Work instructions ▸ Transcribe all of the material exactly. Any picture in it should be left out.

Dataset entries ▸
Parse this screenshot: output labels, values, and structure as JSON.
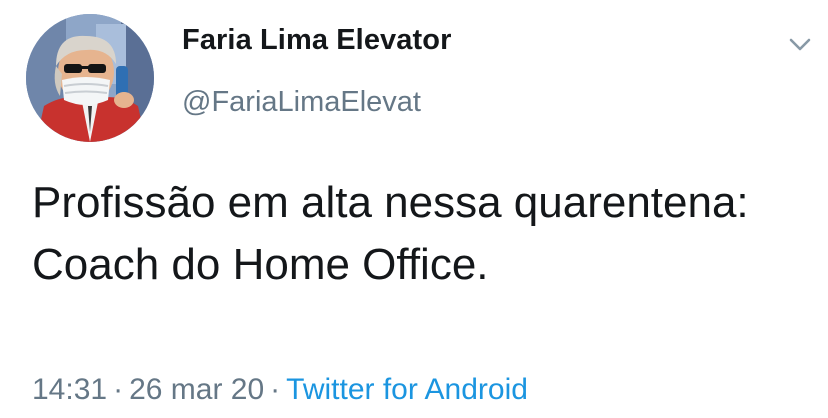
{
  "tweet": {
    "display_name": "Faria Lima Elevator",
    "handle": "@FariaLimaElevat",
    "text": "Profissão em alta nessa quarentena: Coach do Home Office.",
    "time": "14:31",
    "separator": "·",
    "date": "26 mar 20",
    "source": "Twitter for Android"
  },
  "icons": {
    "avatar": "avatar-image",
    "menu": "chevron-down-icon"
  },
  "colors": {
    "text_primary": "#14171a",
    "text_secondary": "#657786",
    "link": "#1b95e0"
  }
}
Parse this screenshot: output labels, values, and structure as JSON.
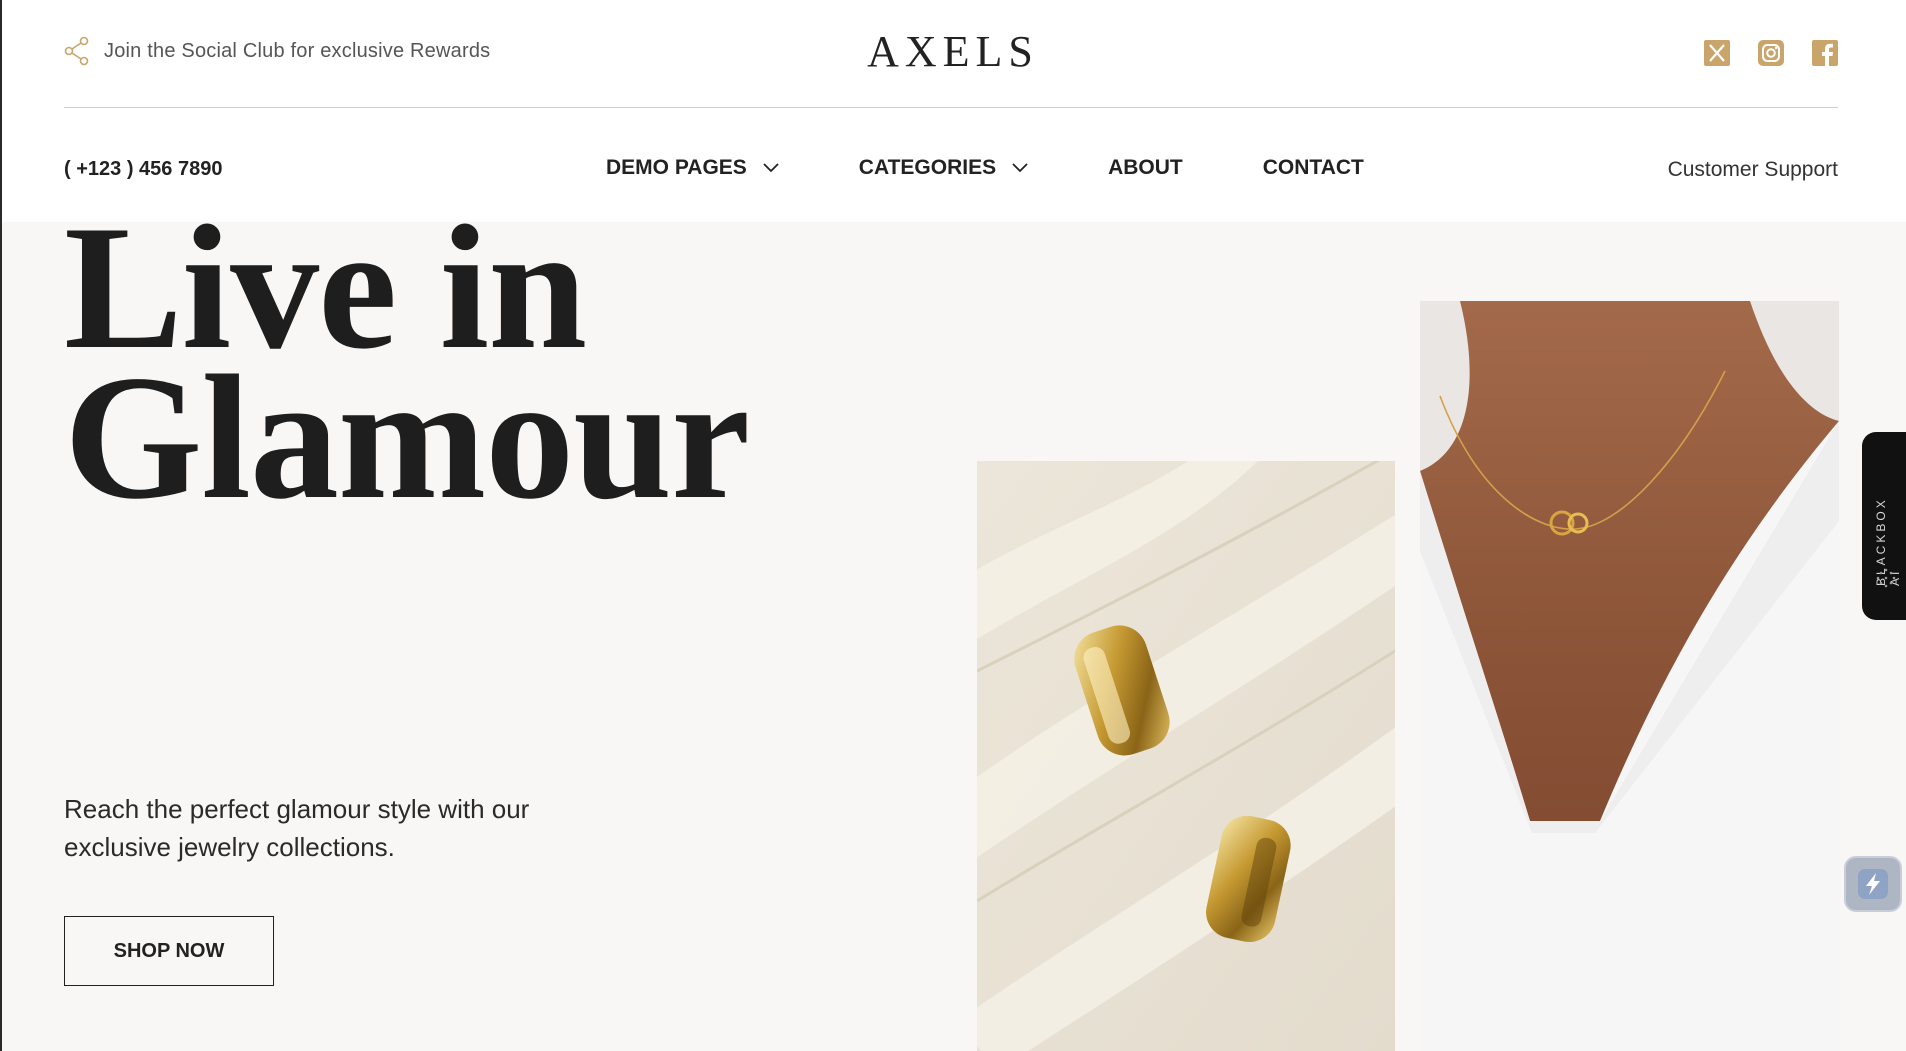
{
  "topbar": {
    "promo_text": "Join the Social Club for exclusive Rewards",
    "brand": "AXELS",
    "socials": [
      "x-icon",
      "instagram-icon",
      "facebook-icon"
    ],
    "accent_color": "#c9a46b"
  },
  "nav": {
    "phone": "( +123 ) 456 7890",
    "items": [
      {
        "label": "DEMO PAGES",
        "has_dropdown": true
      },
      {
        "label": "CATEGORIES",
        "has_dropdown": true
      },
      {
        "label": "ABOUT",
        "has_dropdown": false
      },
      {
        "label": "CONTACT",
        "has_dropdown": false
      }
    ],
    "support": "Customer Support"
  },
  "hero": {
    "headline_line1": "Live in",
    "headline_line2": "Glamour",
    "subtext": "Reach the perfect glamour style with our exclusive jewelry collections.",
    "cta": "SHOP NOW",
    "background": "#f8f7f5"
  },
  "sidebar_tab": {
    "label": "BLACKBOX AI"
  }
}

Worked answer ▸
Parse this screenshot: output labels, values, and structure as JSON.
{
  "tweet": {
    "display_name": "Faria Lima Elevator",
    "handle": "@FariaLimaElevat",
    "text": "Profissão em alta nessa quarentena: Coach do Home Office.",
    "time": "14:31",
    "separator": "·",
    "date": "26 mar 20",
    "source": "Twitter for Android"
  },
  "icons": {
    "avatar": "avatar-image",
    "menu": "chevron-down-icon"
  },
  "colors": {
    "text_primary": "#14171a",
    "text_secondary": "#657786",
    "link": "#1b95e0"
  }
}
Parse this screenshot: output labels, values, and structure as JSON.
{
  "topbar": {
    "promo_text": "Join the Social Club for exclusive Rewards",
    "brand": "AXELS",
    "socials": [
      "x-icon",
      "instagram-icon",
      "facebook-icon"
    ],
    "accent_color": "#c9a46b"
  },
  "nav": {
    "phone": "( +123 ) 456 7890",
    "items": [
      {
        "label": "DEMO PAGES",
        "has_dropdown": true
      },
      {
        "label": "CATEGORIES",
        "has_dropdown": true
      },
      {
        "label": "ABOUT",
        "has_dropdown": false
      },
      {
        "label": "CONTACT",
        "has_dropdown": false
      }
    ],
    "support": "Customer Support"
  },
  "hero": {
    "headline_line1": "Live in",
    "headline_line2": "Glamour",
    "subtext": "Reach the perfect glamour style with our exclusive jewelry collections.",
    "cta": "SHOP NOW",
    "background": "#f8f7f5"
  },
  "sidebar_tab": {
    "label": "BLACKBOX AI"
  }
}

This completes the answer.